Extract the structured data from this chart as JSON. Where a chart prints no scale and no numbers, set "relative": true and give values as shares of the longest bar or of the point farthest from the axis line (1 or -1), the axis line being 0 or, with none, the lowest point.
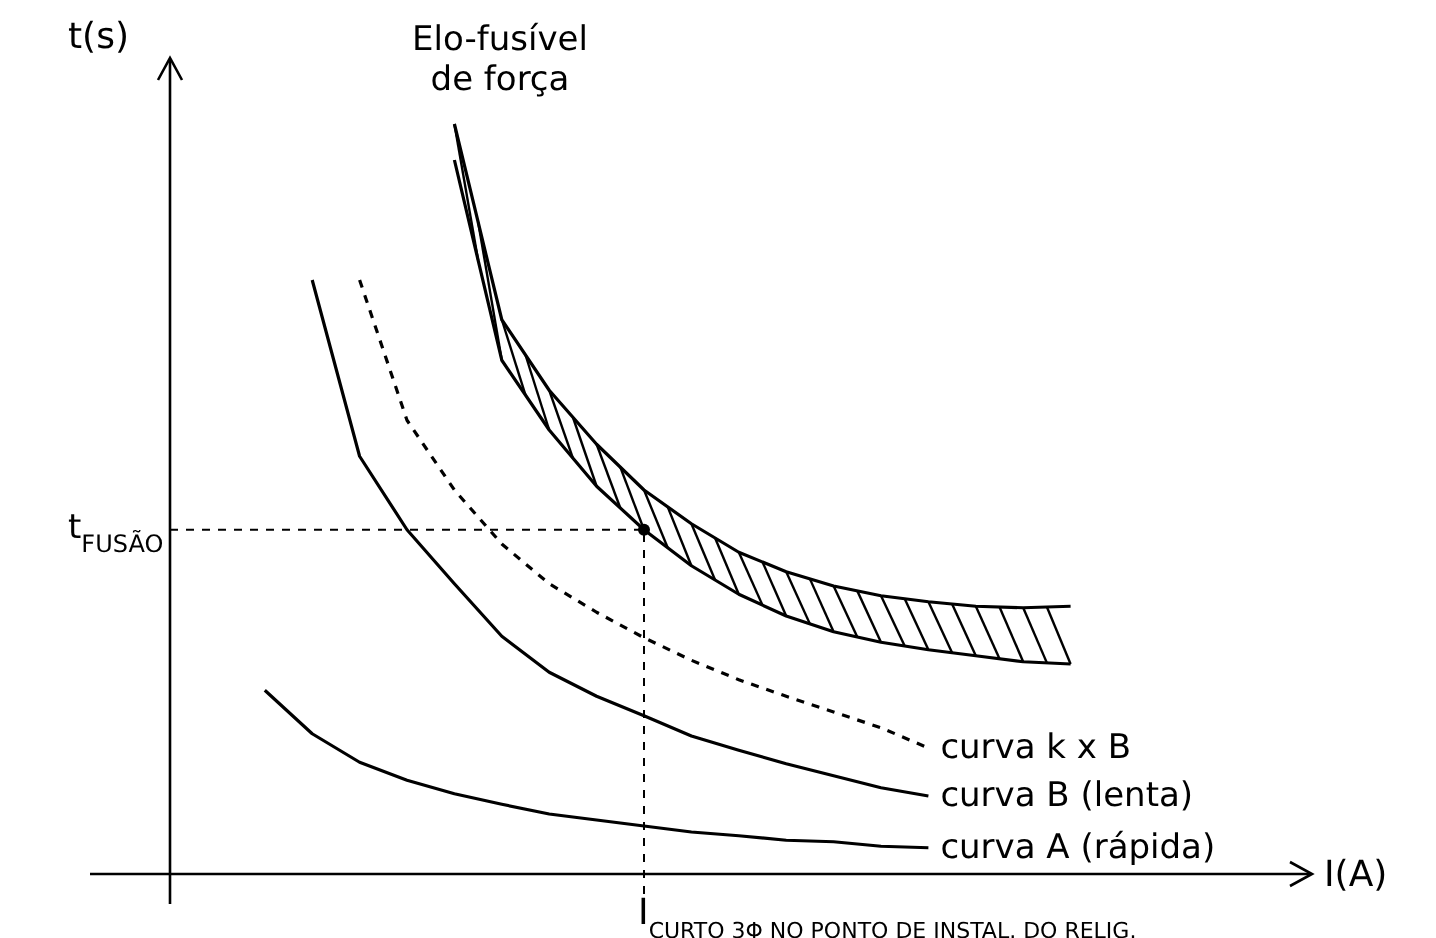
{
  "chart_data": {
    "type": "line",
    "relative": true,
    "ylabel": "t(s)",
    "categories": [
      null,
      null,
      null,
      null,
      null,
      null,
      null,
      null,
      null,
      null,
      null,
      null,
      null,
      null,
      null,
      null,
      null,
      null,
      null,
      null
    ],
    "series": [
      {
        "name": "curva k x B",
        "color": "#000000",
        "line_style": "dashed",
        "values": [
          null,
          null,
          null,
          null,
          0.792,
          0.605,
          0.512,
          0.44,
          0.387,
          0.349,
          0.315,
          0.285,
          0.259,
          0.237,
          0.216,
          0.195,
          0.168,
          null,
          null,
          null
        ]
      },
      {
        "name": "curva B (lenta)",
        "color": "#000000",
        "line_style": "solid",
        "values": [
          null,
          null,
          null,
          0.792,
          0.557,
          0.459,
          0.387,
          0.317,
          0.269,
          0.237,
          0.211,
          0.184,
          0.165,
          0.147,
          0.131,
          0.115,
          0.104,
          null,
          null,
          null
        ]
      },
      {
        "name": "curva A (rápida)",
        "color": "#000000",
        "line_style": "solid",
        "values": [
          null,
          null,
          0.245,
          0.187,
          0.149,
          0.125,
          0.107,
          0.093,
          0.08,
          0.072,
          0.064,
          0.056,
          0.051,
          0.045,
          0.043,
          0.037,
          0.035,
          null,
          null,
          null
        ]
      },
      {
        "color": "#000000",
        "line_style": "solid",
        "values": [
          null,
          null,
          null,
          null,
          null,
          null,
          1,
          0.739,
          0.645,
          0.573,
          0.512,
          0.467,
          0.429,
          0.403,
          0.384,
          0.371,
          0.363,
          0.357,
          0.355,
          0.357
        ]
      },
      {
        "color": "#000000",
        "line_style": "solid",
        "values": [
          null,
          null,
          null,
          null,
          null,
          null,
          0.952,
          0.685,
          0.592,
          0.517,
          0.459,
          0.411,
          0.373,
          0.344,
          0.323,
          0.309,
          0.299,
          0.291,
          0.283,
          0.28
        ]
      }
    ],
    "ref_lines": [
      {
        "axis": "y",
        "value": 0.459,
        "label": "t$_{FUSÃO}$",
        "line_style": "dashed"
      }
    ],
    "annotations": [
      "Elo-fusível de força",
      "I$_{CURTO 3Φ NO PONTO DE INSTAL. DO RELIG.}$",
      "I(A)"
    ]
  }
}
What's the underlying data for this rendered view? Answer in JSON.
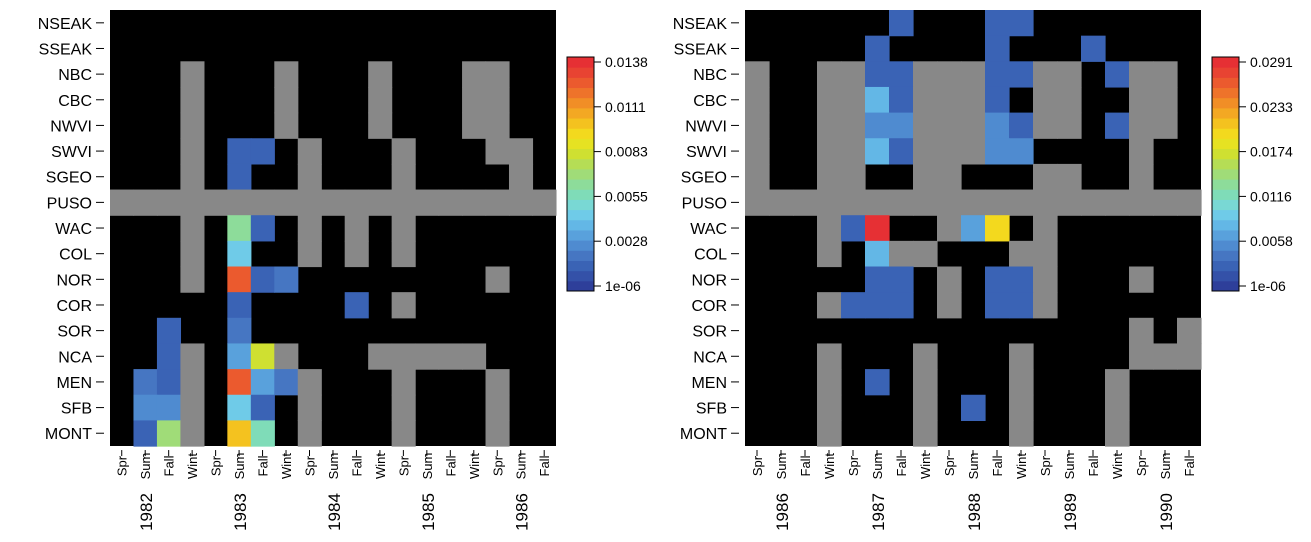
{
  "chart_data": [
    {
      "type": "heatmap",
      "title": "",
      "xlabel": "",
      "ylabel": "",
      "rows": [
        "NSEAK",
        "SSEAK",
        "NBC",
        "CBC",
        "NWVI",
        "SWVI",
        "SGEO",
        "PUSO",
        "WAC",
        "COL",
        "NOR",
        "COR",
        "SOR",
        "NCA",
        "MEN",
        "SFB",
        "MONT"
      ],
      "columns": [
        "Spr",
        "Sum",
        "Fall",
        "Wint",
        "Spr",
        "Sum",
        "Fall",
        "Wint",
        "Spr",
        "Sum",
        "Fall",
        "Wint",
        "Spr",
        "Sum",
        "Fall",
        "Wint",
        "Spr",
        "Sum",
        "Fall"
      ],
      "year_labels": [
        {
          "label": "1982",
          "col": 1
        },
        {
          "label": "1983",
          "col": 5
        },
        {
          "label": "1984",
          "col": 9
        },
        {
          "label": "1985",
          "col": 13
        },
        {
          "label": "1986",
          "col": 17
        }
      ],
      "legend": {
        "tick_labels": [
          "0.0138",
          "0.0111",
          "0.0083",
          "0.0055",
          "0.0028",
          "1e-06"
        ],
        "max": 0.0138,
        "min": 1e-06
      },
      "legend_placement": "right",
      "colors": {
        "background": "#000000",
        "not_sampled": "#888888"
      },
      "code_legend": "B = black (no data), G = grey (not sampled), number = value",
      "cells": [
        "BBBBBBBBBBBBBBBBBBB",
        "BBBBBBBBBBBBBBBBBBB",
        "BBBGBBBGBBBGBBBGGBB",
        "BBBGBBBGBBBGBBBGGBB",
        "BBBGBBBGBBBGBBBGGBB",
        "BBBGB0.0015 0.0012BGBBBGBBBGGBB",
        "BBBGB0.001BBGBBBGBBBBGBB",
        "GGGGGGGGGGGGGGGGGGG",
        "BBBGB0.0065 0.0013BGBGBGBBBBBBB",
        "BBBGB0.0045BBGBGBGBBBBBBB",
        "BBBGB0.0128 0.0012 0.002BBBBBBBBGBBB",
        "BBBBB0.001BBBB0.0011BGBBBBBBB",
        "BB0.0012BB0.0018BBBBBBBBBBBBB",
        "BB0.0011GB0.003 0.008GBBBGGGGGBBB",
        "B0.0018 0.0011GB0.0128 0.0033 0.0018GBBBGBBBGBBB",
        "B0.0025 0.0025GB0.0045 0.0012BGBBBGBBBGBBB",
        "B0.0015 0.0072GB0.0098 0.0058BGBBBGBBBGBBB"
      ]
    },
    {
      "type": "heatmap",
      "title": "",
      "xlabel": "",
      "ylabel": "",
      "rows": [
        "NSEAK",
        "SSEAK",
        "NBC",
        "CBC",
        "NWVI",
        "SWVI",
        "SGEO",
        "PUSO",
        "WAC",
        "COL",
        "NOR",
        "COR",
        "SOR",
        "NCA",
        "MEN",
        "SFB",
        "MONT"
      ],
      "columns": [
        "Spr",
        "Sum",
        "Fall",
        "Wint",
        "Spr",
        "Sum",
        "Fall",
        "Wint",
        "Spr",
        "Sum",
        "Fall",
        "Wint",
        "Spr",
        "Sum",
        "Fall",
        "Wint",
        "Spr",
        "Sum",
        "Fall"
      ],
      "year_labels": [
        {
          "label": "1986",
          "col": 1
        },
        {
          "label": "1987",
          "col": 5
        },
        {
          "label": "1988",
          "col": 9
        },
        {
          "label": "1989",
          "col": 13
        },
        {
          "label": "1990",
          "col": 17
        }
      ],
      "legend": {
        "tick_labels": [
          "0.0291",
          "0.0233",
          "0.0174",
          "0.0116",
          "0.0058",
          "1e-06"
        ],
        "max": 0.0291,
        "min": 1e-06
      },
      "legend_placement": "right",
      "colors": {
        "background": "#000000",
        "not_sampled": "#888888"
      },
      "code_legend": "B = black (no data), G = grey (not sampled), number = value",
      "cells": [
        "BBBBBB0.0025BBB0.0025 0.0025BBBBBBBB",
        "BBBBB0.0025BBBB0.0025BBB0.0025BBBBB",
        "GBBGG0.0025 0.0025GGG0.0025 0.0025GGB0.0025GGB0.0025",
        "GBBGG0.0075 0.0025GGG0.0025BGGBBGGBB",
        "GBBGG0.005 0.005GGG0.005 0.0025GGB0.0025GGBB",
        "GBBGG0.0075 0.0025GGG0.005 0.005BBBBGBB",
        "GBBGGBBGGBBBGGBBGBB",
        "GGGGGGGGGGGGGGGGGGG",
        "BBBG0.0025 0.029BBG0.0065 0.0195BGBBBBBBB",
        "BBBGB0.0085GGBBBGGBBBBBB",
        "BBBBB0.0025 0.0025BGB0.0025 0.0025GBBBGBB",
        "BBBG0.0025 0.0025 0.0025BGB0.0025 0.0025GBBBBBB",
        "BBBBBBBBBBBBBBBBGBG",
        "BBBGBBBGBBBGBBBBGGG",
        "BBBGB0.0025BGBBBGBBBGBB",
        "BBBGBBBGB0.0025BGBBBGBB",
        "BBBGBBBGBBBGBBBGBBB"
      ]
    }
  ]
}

• [EXERCISE AIM] Pictures are to be left out; repeat all the remaining data exactly.

• [ANSWER FOR THE TASK]
Extract the structured data from this chart as JSON. Where a chart prints no scale and no numbers, set "relative": true and give values as shares of the longest bar or of the point farthest from the axis line (1 or -1), the axis line being 0 or, with none, the lowest point.
{
  "chart_data": {
    "type": "line",
    "relative": true,
    "ylabel": "t(s)",
    "categories": [
      null,
      null,
      null,
      null,
      null,
      null,
      null,
      null,
      null,
      null,
      null,
      null,
      null,
      null,
      null,
      null,
      null,
      null,
      null,
      null
    ],
    "series": [
      {
        "name": "curva k x B",
        "color": "#000000",
        "line_style": "dashed",
        "values": [
          null,
          null,
          null,
          null,
          0.792,
          0.605,
          0.512,
          0.44,
          0.387,
          0.349,
          0.315,
          0.285,
          0.259,
          0.237,
          0.216,
          0.195,
          0.168,
          null,
          null,
          null
        ]
      },
      {
        "name": "curva B (lenta)",
        "color": "#000000",
        "line_style": "solid",
        "values": [
          null,
          null,
          null,
          0.792,
          0.557,
          0.459,
          0.387,
          0.317,
          0.269,
          0.237,
          0.211,
          0.184,
          0.165,
          0.147,
          0.131,
          0.115,
          0.104,
          null,
          null,
          null
        ]
      },
      {
        "name": "curva A (rápida)",
        "color": "#000000",
        "line_style": "solid",
        "values": [
          null,
          null,
          0.245,
          0.187,
          0.149,
          0.125,
          0.107,
          0.093,
          0.08,
          0.072,
          0.064,
          0.056,
          0.051,
          0.045,
          0.043,
          0.037,
          0.035,
          null,
          null,
          null
        ]
      },
      {
        "color": "#000000",
        "line_style": "solid",
        "values": [
          null,
          null,
          null,
          null,
          null,
          null,
          1,
          0.739,
          0.645,
          0.573,
          0.512,
          0.467,
          0.429,
          0.403,
          0.384,
          0.371,
          0.363,
          0.357,
          0.355,
          0.357
        ]
      },
      {
        "color": "#000000",
        "line_style": "solid",
        "values": [
          null,
          null,
          null,
          null,
          null,
          null,
          0.952,
          0.685,
          0.592,
          0.517,
          0.459,
          0.411,
          0.373,
          0.344,
          0.323,
          0.309,
          0.299,
          0.291,
          0.283,
          0.28
        ]
      }
    ],
    "ref_lines": [
      {
        "axis": "y",
        "value": 0.459,
        "label": "t$_{FUSÃO}$",
        "line_style": "dashed"
      }
    ],
    "annotations": [
      "Elo-fusível de força",
      "I$_{CURTO 3Φ NO PONTO DE INSTAL. DO RELIG.}$",
      "I(A)"
    ]
  }
}
What's the underlying data for this rendered view? Answer in JSON.
{
  "chart_data": [
    {
      "type": "heatmap",
      "title": "",
      "xlabel": "",
      "ylabel": "",
      "rows": [
        "NSEAK",
        "SSEAK",
        "NBC",
        "CBC",
        "NWVI",
        "SWVI",
        "SGEO",
        "PUSO",
        "WAC",
        "COL",
        "NOR",
        "COR",
        "SOR",
        "NCA",
        "MEN",
        "SFB",
        "MONT"
      ],
      "columns": [
        "Spr",
        "Sum",
        "Fall",
        "Wint",
        "Spr",
        "Sum",
        "Fall",
        "Wint",
        "Spr",
        "Sum",
        "Fall",
        "Wint",
        "Spr",
        "Sum",
        "Fall",
        "Wint",
        "Spr",
        "Sum",
        "Fall"
      ],
      "year_labels": [
        {
          "label": "1982",
          "col": 1
        },
        {
          "label": "1983",
          "col": 5
        },
        {
          "label": "1984",
          "col": 9
        },
        {
          "label": "1985",
          "col": 13
        },
        {
          "label": "1986",
          "col": 17
        }
      ],
      "legend": {
        "tick_labels": [
          "0.0138",
          "0.0111",
          "0.0083",
          "0.0055",
          "0.0028",
          "1e-06"
        ],
        "max": 0.0138,
        "min": 1e-06
      },
      "legend_placement": "right",
      "colors": {
        "background": "#000000",
        "not_sampled": "#888888"
      },
      "code_legend": "B = black (no data), G = grey (not sampled), number = value",
      "cells": [
        "BBBBBBBBBBBBBBBBBBB",
        "BBBBBBBBBBBBBBBBBBB",
        "BBBGBBBGBBBGBBBGGBB",
        "BBBGBBBGBBBGBBBGGBB",
        "BBBGBBBGBBBGBBBGGBB",
        "BBBGB0.0015 0.0012BGBBBGBBBGGBB",
        "BBBGB0.001BBGBBBGBBBBGBB",
        "GGGGGGGGGGGGGGGGGGG",
        "BBBGB0.0065 0.0013BGBGBGBBBBBBB",
        "BBBGB0.0045BBGBGBGBBBBBBB",
        "BBBGB0.0128 0.0012 0.002BBBBBBBBGBBB",
        "BBBBB0.001BBBB0.0011BGBBBBBBB",
        "BB0.0012BB0.0018BBBBBBBBBBBBB",
        "BB0.0011GB0.003 0.008GBBBGGGGGBBB",
        "B0.0018 0.0011GB0.0128 0.0033 0.0018GBBBGBBBGBBB",
        "B0.0025 0.0025GB0.0045 0.0012BGBBBGBBBGBBB",
        "B0.0015 0.0072GB0.0098 0.0058BGBBBGBBBGBBB"
      ]
    },
    {
      "type": "heatmap",
      "title": "",
      "xlabel": "",
      "ylabel": "",
      "rows": [
        "NSEAK",
        "SSEAK",
        "NBC",
        "CBC",
        "NWVI",
        "SWVI",
        "SGEO",
        "PUSO",
        "WAC",
        "COL",
        "NOR",
        "COR",
        "SOR",
        "NCA",
        "MEN",
        "SFB",
        "MONT"
      ],
      "columns": [
        "Spr",
        "Sum",
        "Fall",
        "Wint",
        "Spr",
        "Sum",
        "Fall",
        "Wint",
        "Spr",
        "Sum",
        "Fall",
        "Wint",
        "Spr",
        "Sum",
        "Fall",
        "Wint",
        "Spr",
        "Sum",
        "Fall"
      ],
      "year_labels": [
        {
          "label": "1986",
          "col": 1
        },
        {
          "label": "1987",
          "col": 5
        },
        {
          "label": "1988",
          "col": 9
        },
        {
          "label": "1989",
          "col": 13
        },
        {
          "label": "1990",
          "col": 17
        }
      ],
      "legend": {
        "tick_labels": [
          "0.0291",
          "0.0233",
          "0.0174",
          "0.0116",
          "0.0058",
          "1e-06"
        ],
        "max": 0.0291,
        "min": 1e-06
      },
      "legend_placement": "right",
      "colors": {
        "background": "#000000",
        "not_sampled": "#888888"
      },
      "code_legend": "B = black (no data), G = grey (not sampled), number = value",
      "cells": [
        "BBBBBB0.0025BBB0.0025 0.0025BBBBBBBB",
        "BBBBB0.0025BBBB0.0025BBB0.0025BBBBB",
        "GBBGG0.0025 0.0025GGG0.0025 0.0025GGB0.0025GGB0.0025",
        "GBBGG0.0075 0.0025GGG0.0025BGGBBGGBB",
        "GBBGG0.005 0.005GGG0.005 0.0025GGB0.0025GGBB",
        "GBBGG0.0075 0.0025GGG0.005 0.005BBBBGBB",
        "GBBGGBBGGBBBGGBBGBB",
        "GGGGGGGGGGGGGGGGGGG",
        "BBBG0.0025 0.029BBG0.0065 0.0195BGBBBBBBB",
        "BBBGB0.0085GGBBBGGBBBBBB",
        "BBBBB0.0025 0.0025BGB0.0025 0.0025GBBBGBB",
        "BBBG0.0025 0.0025 0.0025BGB0.0025 0.0025GBBBBBB",
        "BBBBBBBBBBBBBBBBGBG",
        "BBBGBBBGBBBGBBBBGGG",
        "BBBGB0.0025BGBBBGBBBGBB",
        "BBBGBBBGB0.0025BGBBBGBB",
        "BBBGBBBGBBBGBBBGBBB"
      ]
    }
  ]
}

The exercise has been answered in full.